Start of TEXT

Tom Lane wrote:
"Heikki Linnakangas" <[EMAIL PROTECTED]> writes:
I've started working on revamping Free Space Map, using the approach where we store a map of heap pages on every nth heap page. What we need now is discussion on the details of how exactly it should work.

You're cavalierly waving away a whole boatload of problems that will
arise as soon as you start trying to make the index AMs play along
with this :-(.

It doesn't seem very hard. An indexam wanting to use FSM needs a little bit of code where the relation is extended, to let the FSM initialize FSM pages. And then there's the B-tree metapage issue I mentioned. But that's all, AFAICS.

Hash for instance has very narrow-minded ideas about
page allocation within its indexes.

Hash doesn't use FSM at all.

Also, I don't think that "use the special space" will scale to handle
other kinds of maps such as the proposed dead space map.  (This is
exactly why I said the other day that we need a design roadmap for all
these ideas.)

It works for anything that scales linearly with the relation itself. The proposed FSM and visibility map both fall into that category.

A separate file is certainly more flexible. I was leaning towards that option originally (http://archives.postgresql.org/pgsql-hackers/2007-11/msg00142.php) for that reason.

The idea that's becoming attractive to me while contemplating the
multiple-maps problem is that we should adopt something similar to
the old Mac OS idea of multiple "forks" in a relation.  In addition
to the main data fork which contains the same info as now, there could
be one or more map forks which are separate files in the filesystem.
They are named by relfilenode plus an extension, for instance a relation
with relfilenode NNN would have a data fork in file NNN (plus perhaps
NNN.1, NNN.2, etc) and a map fork named something like NNN.map (plus
NNN.map.1 etc as needed).  We'd have to add one more field to buffer
lookup keys (BufferTag) to disambiguate which fork the referenced page
is in.  Having bitten that bullet, though, the idea trivially scales to
any number of map forks with potentially different space requirements
and different locking and WAL-logging requirements.

End of TEXT
Start of SOURCE MATERIAL

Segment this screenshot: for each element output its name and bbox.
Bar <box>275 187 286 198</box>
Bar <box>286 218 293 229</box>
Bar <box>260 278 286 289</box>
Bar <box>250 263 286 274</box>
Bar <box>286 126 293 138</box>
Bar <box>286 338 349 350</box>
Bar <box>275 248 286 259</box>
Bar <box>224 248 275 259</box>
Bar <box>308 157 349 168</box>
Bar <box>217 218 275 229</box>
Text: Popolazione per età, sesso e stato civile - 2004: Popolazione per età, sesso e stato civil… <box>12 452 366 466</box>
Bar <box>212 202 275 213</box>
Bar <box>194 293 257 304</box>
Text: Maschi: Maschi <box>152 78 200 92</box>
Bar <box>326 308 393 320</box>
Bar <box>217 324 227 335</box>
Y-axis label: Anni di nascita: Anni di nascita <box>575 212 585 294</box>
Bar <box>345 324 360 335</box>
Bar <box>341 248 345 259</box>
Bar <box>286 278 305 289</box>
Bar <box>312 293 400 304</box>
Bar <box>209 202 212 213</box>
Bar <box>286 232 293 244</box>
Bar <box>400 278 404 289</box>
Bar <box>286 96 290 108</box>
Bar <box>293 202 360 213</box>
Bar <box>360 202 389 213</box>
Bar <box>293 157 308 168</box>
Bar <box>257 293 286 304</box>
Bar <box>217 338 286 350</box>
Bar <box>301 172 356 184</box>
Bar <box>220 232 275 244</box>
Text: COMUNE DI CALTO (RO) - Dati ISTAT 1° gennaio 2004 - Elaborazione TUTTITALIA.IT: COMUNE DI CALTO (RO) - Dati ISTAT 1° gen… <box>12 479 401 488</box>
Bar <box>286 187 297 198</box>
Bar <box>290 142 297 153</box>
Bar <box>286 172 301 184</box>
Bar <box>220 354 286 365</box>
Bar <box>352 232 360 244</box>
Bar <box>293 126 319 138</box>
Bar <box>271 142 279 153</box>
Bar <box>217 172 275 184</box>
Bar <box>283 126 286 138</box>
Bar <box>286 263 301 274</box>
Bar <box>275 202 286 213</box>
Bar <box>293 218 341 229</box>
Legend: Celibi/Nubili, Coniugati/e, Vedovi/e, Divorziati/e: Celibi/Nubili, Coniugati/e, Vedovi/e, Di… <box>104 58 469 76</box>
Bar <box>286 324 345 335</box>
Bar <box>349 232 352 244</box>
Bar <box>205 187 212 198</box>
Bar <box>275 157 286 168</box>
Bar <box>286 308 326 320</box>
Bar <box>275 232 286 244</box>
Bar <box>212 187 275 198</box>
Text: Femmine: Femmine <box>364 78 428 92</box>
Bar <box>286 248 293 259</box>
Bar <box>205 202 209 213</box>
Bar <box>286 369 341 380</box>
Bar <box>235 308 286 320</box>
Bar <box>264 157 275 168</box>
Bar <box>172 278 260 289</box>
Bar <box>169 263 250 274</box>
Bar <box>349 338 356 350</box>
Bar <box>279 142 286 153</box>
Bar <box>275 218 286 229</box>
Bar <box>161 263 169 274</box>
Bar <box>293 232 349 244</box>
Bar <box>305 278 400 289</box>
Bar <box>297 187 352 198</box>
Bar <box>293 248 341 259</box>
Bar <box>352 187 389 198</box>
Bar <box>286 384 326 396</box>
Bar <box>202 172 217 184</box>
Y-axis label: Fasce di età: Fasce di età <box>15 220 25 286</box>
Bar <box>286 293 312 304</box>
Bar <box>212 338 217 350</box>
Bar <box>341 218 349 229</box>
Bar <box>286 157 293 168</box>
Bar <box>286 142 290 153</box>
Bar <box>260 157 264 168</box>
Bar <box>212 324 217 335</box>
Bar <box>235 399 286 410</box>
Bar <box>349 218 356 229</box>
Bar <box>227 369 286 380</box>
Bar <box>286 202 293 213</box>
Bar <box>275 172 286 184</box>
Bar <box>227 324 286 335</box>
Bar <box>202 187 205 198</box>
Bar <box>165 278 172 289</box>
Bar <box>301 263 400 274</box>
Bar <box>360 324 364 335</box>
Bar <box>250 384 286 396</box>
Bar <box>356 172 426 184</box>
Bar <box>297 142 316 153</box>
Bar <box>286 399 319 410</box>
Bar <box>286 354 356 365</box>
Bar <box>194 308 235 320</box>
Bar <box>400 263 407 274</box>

End of SOURCE MATERIAL

EXERCISE REQUIREMENTS — Continue the email discussion about revamping the Free Space Map, picking up right after its last sentence.

ANSWER SECTION —
Hmm. You also need to teach at least xlog.c and xlogutils.c about the map forks, for full page images and the invalid page tracking. I also wonder what the performance impact of extending BufferTag is.

My original thought was to have a separate RelFileNode for each of the maps. That would require no smgr or xlog changes, and not very many changes in the buffer manager, though I guess you'd more catalog changes. You had doubts about that on the previous thread (http://archives.postgresql.org/pgsql-hackers/2007-11/msg00204.php), but the "map forks" idea certainly seems much more invasive than that.

I like the "map forks" idea; it groups the maps nicely at the filesystem level, and I can see it being useful for all kinds of things in the future. The question is, is it really worth the extra code churn? If you think it is, I can try that approach.

Another possible advantage is that a new map fork could be added to an
existing table without much trouble.  Which is certainly something we'd
need if we ever hope to get update-in-place working.

Yep.

The main disadvantage I can see is that for very small tables, the
percentage overhead from multiple map forks of one page apiece is
annoyingly high.  However, most of the point of a map disappears if
the table is small, so we might finesse that by not creating any maps
until the table has reached some minimum size.

Yeah, the map fork idea is actually better than the "every nth heap page" approach from that point of view.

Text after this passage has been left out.